*RECORDS TO USE*:
=-=-=-=-=
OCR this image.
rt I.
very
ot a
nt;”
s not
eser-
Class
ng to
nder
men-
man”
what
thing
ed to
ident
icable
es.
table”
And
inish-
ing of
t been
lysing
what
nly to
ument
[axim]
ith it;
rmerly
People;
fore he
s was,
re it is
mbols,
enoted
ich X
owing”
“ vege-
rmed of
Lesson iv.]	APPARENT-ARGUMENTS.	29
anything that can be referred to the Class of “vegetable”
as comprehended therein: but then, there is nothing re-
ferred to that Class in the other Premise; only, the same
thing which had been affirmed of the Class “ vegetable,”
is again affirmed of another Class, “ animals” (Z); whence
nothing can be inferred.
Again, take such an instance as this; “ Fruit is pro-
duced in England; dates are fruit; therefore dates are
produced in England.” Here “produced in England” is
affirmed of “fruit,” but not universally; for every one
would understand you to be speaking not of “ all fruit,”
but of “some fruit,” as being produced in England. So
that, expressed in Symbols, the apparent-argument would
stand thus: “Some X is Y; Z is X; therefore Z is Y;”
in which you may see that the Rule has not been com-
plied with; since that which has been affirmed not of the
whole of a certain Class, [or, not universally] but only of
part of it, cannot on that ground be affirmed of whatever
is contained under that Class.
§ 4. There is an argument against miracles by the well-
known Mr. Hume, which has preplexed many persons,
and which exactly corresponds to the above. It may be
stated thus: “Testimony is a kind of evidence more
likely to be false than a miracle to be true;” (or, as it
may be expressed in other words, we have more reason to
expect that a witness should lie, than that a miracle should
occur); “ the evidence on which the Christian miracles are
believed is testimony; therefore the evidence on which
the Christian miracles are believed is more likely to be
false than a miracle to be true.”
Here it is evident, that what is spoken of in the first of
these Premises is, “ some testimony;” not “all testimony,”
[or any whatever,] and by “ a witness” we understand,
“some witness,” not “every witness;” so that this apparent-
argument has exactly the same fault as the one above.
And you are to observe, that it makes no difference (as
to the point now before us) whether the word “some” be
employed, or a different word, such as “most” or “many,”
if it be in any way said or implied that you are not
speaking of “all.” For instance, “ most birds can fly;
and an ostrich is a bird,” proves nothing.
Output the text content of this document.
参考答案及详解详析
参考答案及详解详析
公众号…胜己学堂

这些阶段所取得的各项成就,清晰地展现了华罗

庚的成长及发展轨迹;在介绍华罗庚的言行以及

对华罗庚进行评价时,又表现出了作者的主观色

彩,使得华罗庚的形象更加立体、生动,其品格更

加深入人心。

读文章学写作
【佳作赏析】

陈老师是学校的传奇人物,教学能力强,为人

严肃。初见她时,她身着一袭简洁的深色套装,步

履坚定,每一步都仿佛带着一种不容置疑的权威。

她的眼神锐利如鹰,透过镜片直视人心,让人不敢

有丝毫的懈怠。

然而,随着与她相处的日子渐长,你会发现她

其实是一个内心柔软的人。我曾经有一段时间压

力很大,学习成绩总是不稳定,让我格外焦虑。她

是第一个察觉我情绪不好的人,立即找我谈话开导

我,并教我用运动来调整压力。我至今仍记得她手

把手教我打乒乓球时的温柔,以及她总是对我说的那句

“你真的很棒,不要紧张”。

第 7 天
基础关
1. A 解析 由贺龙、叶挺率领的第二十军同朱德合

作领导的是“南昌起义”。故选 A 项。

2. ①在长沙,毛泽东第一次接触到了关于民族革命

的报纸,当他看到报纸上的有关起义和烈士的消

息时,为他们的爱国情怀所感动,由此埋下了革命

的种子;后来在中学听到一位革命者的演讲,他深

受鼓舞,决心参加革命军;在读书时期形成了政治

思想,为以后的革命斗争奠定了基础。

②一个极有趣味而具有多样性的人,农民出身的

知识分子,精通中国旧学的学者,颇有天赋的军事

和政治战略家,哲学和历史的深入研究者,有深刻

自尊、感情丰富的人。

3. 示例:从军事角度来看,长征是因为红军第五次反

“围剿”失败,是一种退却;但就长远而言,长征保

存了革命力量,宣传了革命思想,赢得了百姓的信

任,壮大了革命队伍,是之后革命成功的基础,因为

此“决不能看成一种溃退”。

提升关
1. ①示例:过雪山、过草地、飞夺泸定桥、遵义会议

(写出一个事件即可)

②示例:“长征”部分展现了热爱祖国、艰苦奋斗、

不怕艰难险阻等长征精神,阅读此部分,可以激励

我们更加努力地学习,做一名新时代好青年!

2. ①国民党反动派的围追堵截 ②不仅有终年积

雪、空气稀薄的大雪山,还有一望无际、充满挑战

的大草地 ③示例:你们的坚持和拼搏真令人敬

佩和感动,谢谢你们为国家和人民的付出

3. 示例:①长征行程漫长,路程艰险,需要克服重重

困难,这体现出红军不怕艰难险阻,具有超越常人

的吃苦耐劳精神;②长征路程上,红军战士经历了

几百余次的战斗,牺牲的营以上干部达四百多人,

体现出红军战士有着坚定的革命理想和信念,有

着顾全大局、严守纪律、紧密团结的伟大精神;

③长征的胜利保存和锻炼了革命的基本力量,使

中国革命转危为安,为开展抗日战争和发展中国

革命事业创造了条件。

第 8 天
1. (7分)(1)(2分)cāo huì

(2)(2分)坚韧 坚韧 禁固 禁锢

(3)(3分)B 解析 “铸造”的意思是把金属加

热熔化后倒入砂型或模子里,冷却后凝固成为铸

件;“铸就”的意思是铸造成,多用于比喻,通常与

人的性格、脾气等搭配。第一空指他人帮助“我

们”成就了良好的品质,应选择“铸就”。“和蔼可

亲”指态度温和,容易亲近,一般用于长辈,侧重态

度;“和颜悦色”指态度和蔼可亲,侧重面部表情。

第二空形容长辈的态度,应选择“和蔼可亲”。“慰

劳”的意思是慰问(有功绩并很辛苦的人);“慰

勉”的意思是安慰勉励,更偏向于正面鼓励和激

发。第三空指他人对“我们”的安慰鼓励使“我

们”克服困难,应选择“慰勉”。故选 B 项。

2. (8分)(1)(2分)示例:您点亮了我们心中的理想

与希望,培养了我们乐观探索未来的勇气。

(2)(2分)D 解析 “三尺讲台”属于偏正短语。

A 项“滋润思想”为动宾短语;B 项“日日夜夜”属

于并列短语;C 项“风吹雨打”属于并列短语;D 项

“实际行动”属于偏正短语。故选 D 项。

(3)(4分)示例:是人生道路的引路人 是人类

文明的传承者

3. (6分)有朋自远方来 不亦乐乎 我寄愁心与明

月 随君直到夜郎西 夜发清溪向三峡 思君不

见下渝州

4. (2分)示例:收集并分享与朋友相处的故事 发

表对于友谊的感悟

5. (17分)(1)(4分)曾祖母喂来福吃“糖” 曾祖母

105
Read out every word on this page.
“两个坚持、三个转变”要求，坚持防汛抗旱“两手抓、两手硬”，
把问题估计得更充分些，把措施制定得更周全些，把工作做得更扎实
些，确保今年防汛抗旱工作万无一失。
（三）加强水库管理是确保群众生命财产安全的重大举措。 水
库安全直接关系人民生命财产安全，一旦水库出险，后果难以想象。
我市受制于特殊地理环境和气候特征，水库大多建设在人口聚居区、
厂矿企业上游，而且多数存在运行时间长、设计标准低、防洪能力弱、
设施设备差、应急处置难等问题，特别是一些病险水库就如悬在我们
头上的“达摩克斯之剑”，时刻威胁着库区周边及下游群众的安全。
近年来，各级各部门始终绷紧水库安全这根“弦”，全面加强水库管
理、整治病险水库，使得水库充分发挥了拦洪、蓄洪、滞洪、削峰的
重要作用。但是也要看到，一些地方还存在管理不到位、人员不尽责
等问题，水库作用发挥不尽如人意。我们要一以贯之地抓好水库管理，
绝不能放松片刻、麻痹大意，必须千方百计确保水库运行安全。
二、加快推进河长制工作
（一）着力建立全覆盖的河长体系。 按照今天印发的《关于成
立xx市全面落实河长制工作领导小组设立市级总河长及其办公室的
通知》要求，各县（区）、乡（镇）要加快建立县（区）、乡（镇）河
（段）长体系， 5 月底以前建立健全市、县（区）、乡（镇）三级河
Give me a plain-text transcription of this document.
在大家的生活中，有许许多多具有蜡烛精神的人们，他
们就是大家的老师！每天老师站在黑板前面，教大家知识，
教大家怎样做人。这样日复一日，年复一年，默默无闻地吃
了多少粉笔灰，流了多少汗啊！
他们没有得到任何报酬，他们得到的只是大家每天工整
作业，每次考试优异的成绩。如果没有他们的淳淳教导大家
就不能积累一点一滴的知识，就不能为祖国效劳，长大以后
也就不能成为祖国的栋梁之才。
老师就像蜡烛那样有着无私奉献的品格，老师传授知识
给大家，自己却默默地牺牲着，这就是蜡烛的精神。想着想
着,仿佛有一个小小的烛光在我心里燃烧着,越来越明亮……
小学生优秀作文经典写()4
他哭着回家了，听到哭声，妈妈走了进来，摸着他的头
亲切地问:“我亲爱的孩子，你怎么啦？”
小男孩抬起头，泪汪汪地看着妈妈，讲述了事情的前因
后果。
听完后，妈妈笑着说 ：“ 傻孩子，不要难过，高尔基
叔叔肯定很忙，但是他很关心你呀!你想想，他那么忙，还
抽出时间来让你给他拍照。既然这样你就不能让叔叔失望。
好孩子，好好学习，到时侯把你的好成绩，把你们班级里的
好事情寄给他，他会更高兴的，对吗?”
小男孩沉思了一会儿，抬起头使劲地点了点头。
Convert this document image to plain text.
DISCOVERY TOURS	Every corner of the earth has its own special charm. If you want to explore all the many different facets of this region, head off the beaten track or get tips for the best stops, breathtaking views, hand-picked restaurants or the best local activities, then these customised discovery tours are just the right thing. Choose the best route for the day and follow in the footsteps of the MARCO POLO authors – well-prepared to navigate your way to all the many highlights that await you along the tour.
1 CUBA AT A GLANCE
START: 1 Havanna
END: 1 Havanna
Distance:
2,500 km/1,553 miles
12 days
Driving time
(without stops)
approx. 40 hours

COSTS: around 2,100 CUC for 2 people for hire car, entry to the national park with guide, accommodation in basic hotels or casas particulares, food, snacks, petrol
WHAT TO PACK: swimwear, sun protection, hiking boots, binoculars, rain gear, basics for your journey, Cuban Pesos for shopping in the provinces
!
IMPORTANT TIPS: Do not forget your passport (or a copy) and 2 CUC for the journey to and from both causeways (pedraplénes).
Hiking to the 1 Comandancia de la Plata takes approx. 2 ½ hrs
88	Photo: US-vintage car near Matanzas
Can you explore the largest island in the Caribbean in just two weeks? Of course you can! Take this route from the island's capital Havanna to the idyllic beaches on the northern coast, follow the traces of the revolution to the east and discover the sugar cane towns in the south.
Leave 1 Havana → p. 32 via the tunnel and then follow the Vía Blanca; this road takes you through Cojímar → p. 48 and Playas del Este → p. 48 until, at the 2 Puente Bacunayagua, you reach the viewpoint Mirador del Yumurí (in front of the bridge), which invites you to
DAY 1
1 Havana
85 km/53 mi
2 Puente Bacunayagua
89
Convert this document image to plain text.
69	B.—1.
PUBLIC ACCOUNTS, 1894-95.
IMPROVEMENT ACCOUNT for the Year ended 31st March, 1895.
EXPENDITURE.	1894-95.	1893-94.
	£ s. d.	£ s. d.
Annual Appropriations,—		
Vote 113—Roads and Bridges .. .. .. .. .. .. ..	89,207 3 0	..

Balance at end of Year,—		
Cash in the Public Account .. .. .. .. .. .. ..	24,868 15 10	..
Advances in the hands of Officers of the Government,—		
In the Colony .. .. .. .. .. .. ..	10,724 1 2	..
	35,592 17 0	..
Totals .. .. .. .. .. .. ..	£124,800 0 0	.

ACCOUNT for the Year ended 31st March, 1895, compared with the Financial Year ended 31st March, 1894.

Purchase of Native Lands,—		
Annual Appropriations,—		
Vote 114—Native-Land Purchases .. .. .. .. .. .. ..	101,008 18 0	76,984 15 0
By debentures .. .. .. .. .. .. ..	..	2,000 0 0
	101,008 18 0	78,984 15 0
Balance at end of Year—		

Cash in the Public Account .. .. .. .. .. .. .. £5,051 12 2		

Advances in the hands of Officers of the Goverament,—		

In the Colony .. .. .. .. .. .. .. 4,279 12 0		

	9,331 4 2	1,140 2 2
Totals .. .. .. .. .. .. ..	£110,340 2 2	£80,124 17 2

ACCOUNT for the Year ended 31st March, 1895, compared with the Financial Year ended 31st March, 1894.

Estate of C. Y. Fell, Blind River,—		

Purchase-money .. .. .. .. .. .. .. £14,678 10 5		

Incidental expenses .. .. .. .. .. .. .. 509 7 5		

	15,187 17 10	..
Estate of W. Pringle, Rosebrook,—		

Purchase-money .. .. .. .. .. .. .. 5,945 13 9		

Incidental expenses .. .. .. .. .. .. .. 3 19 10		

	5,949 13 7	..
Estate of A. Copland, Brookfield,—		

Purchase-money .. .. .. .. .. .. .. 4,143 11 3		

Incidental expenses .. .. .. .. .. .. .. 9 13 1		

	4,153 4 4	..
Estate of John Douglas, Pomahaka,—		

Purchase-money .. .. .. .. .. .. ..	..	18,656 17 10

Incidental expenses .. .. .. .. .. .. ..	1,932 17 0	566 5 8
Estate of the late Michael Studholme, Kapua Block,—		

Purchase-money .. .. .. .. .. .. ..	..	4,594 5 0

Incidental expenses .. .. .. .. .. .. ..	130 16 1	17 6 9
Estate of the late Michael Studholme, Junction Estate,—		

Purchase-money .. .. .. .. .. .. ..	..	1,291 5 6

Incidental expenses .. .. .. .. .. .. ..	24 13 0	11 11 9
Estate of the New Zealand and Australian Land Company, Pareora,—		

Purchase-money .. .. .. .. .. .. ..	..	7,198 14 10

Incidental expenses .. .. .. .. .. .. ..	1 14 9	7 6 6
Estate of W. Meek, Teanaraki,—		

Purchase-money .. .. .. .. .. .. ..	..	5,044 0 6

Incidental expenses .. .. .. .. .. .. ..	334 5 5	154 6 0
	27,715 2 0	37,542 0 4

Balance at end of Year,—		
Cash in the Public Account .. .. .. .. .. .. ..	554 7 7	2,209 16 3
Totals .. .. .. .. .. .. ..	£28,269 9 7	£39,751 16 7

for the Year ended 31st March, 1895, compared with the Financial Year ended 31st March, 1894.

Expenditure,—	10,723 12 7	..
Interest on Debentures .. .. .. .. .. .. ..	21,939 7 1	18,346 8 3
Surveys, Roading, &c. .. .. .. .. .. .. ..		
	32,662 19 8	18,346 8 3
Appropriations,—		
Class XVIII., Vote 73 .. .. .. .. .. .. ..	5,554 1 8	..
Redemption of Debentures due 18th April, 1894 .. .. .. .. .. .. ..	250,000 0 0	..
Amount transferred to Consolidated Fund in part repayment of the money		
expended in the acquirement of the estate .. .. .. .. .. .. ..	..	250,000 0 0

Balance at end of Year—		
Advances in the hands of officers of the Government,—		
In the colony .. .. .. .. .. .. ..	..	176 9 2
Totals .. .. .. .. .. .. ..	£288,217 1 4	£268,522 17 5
=-=-=-=-=
Show each line holding the word "many".

*THE ANSWER*:
known Mr. Hume, which has preplexed many persons,
employed, or a different word, such as “most” or “many,”
DISCOVERY TOURS	Every corner of the earth has its own special charm. If you want to explore all the many different facets of this region, head off the beaten track or get tips for the best stops, breathtaking views, hand-picked restaurants or the best local activities, then these customised discovery tours are just the right thing. Choose the best route for the day and follow in the footsteps of the MARCO POLO authors – well-prepared to navigate your way to all the many highlights that await you along the tour.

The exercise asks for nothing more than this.